- Short problem: Quote the records in full and leave their pictures out.

Recorded data:
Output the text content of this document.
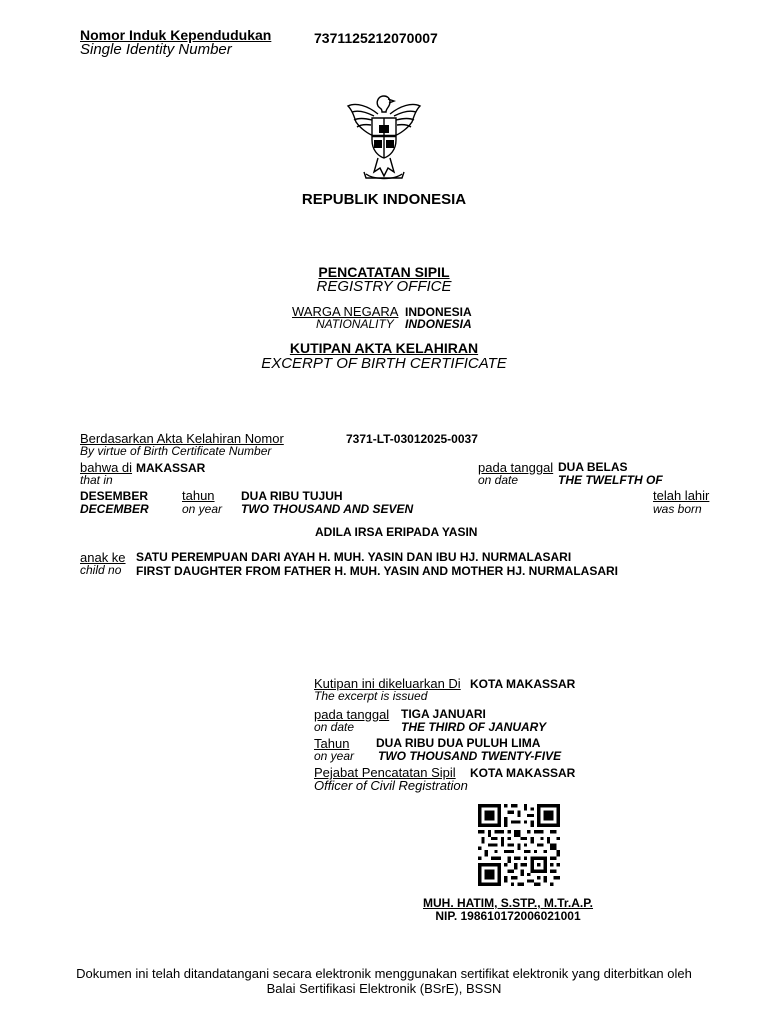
Nomor Induk Kependudukan
Single Identity Number
7371125212070007
REPUBLIK INDONESIA
PENCATATAN SIPIL
REGISTRY OFFICE
WARGA NEGARA INDONESIA
NATIONALITY INDONESIA
KUTIPAN AKTA KELAHIRAN
EXCERPT OF BIRTH CERTIFICATE
Berdasarkan Akta Kelahiran Nomor
By virtue of Birth Certificate Number
7371-LT-03012025-0037
bahwa di MAKASSAR
that in
pada tanggal DUA BELAS
on date	THE TWELFTH OF
DESEMBER
DECEMBER
tahun
on year
DUA RIBU TUJUH
TWO THOUSAND AND SEVEN
telah lahir
was born
ADILA IRSA ERIPADA YASIN
anak ke
child no
SATU PEREMPUAN DARI AYAH H. MUH. YASIN DAN IBU HJ. NURMALASARI
FIRST DAUGHTER FROM FATHER H. MUH. YASIN AND MOTHER HJ. NURMALASARI
Kutipan ini dikeluarkan Di
The excerpt is issued
KOTA MAKASSAR
pada tanggal
on date
TIGA JANUARI
THE THIRD OF JANUARY
Tahun
on year
DUA RIBU DUA PULUH LIMA
TWO THOUSAND TWENTY-FIVE
Pejabat Pencatatan Sipil
Officer of Civil Registration
KOTA MAKASSAR
MUH. HATIM, S.STP., M.Tr.A.P.
NIP. 198610172006021001
Dokumen ini telah ditandatangani secara elektronik menggunakan sertifikat elektronik yang diterbitkan oleh
Balai Sertifikasi Elektronik (BSrE), BSSN
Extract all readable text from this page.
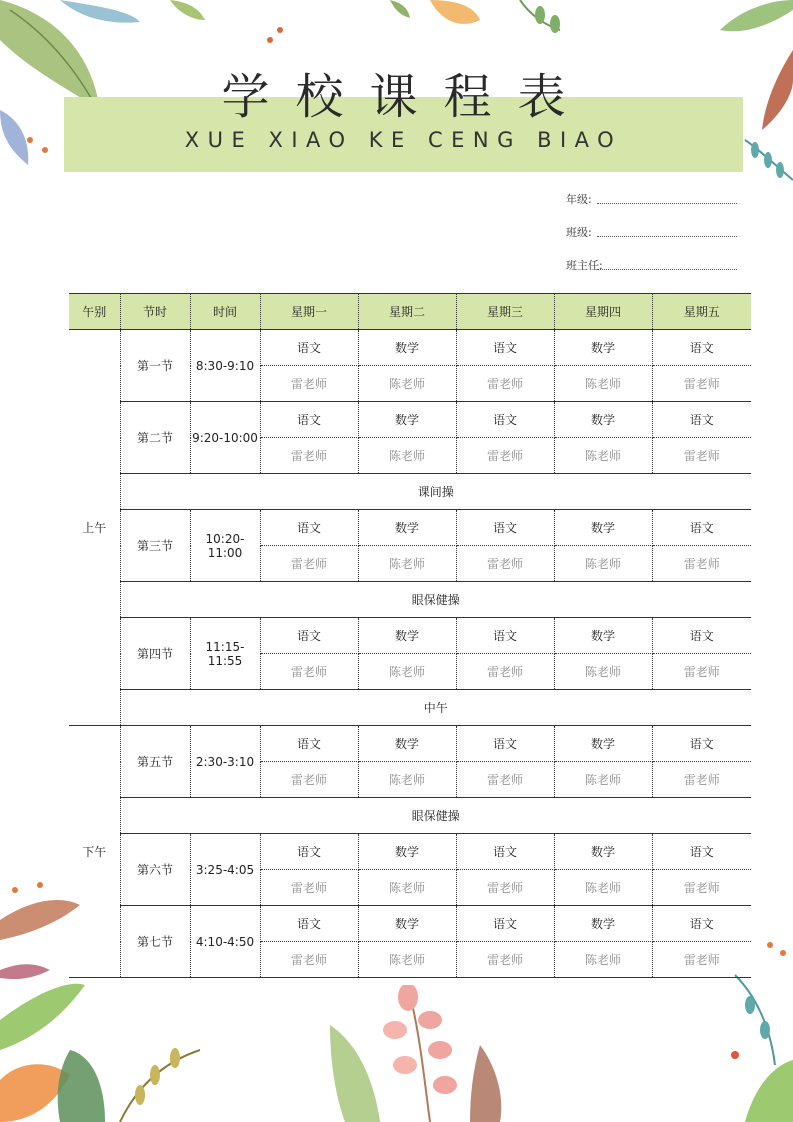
学校课程表
XUE XIAO KE CENG BIAO
年级:
班级:
班主任:
午别	节时	时间	星期一	星期二	星期三	星期四	星期五
上午	第一节	8:30-9:10	语文	数学	语文	数学	语文
			雷老师	陈老师	雷老师	陈老师	雷老师
	第二节	9:20-10:00	语文	数学	语文	数学	语文
			雷老师	陈老师	雷老师	陈老师	雷老师
	课间操						
	第三节	10:20-11:00	语文	数学	语文	数学	语文
			雷老师	陈老师	雷老师	陈老师	雷老师
	眼保健操						
	第四节	11:15-11:55	语文	数学	语文	数学	语文
			雷老师	陈老师	雷老师	陈老师	雷老师
	中午						
下午	第五节	2:30-3:10	语文	数学	语文	数学	语文
			雷老师	陈老师	雷老师	陈老师	雷老师
	眼保健操						
	第六节	3:25-4:05	语文	数学	语文	数学	语文
			雷老师	陈老师	雷老师	陈老师	雷老师
	第七节	4:10-4:50	语文	数学	语文	数学	语文
			雷老师	陈老师	雷老师	陈老师	雷老师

- Task answer:
Output the text content of this document.
Nomor Induk Kependudukan
Single Identity Number
7371125212070007
REPUBLIK INDONESIA
PENCATATAN SIPIL
REGISTRY OFFICE
WARGA NEGARA INDONESIA
NATIONALITY INDONESIA
KUTIPAN AKTA KELAHIRAN
EXCERPT OF BIRTH CERTIFICATE
Berdasarkan Akta Kelahiran Nomor
By virtue of Birth Certificate Number
7371-LT-03012025-0037
bahwa di MAKASSAR
that in
pada tanggal DUA BELAS
on date	THE TWELFTH OF
DESEMBER
DECEMBER
tahun
on year
DUA RIBU TUJUH
TWO THOUSAND AND SEVEN
telah lahir
was born
ADILA IRSA ERIPADA YASIN
anak ke
child no
SATU PEREMPUAN DARI AYAH H. MUH. YASIN DAN IBU HJ. NURMALASARI
FIRST DAUGHTER FROM FATHER H. MUH. YASIN AND MOTHER HJ. NURMALASARI
Kutipan ini dikeluarkan Di
The excerpt is issued
KOTA MAKASSAR
pada tanggal
on date
TIGA JANUARI
THE THIRD OF JANUARY
Tahun
on year
DUA RIBU DUA PULUH LIMA
TWO THOUSAND TWENTY-FIVE
Pejabat Pencatatan Sipil
Officer of Civil Registration
KOTA MAKASSAR
MUH. HATIM, S.STP., M.Tr.A.P.
NIP. 198610172006021001
Dokumen ini telah ditandatangani secara elektronik menggunakan sertifikat elektronik yang diterbitkan oleh
Balai Sertifikasi Elektronik (BSrE), BSSN
Extract all readable text from this page.
学校课程表
XUE XIAO KE CENG BIAO
年级:
班级:
班主任:
午别	节时	时间	星期一	星期二	星期三	星期四	星期五
上午	第一节	8:30-9:10	语文	数学	语文	数学	语文
			雷老师	陈老师	雷老师	陈老师	雷老师
	第二节	9:20-10:00	语文	数学	语文	数学	语文
			雷老师	陈老师	雷老师	陈老师	雷老师
	课间操						
	第三节	10:20-11:00	语文	数学	语文	数学	语文
			雷老师	陈老师	雷老师	陈老师	雷老师
	眼保健操						
	第四节	11:15-11:55	语文	数学	语文	数学	语文
			雷老师	陈老师	雷老师	陈老师	雷老师
	中午						
下午	第五节	2:30-3:10	语文	数学	语文	数学	语文
			雷老师	陈老师	雷老师	陈老师	雷老师
	眼保健操						
	第六节	3:25-4:05	语文	数学	语文	数学	语文
			雷老师	陈老师	雷老师	陈老师	雷老师
	第七节	4:10-4:50	语文	数学	语文	数学	语文
			雷老师	陈老师	雷老师	陈老师	雷老师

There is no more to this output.